*Problem*
From the data that follows, copy every line holding the string "igual".

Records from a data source
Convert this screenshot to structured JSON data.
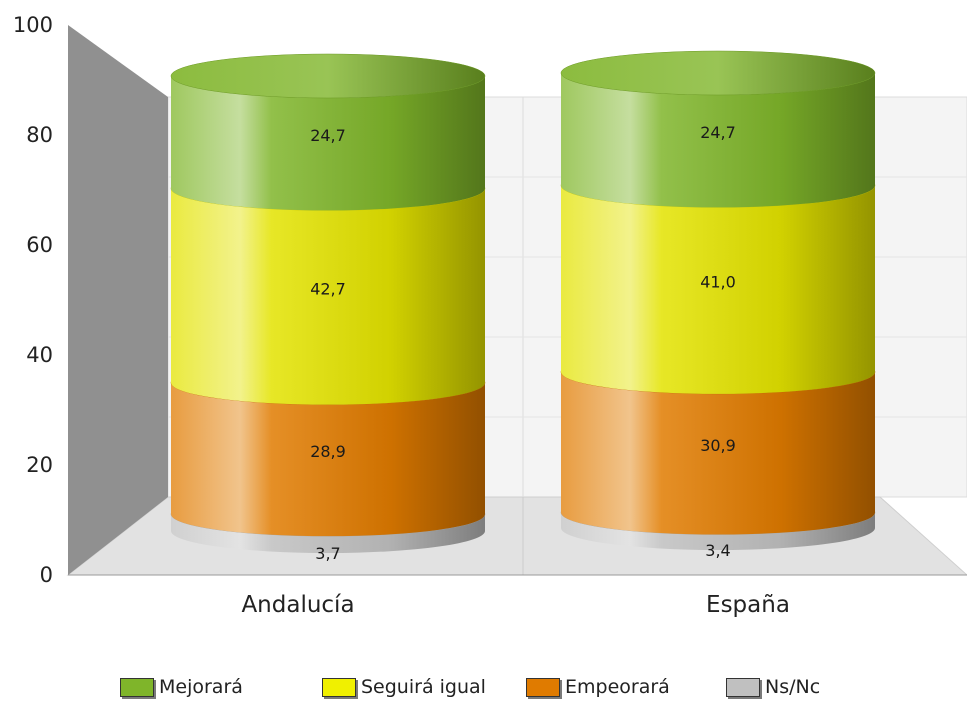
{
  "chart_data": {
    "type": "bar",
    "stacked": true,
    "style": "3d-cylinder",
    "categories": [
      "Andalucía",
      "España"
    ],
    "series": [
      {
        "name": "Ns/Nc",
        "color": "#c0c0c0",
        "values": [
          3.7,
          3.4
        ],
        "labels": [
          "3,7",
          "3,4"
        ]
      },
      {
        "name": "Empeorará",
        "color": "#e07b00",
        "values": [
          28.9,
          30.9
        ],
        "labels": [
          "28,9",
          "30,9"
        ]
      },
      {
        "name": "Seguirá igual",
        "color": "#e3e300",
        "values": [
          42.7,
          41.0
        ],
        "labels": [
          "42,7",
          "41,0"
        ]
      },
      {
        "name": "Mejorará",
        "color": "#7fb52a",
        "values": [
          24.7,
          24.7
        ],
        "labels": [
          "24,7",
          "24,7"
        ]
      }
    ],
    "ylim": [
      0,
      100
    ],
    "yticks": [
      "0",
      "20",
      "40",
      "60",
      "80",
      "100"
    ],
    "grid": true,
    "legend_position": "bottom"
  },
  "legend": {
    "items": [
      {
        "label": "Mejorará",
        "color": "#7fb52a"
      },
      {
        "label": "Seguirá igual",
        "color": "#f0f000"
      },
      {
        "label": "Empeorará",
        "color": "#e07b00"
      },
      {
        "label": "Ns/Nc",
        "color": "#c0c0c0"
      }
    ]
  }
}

*Exercise answer*
        "name": "Seguirá igual",
        "label": "Seguirá igual",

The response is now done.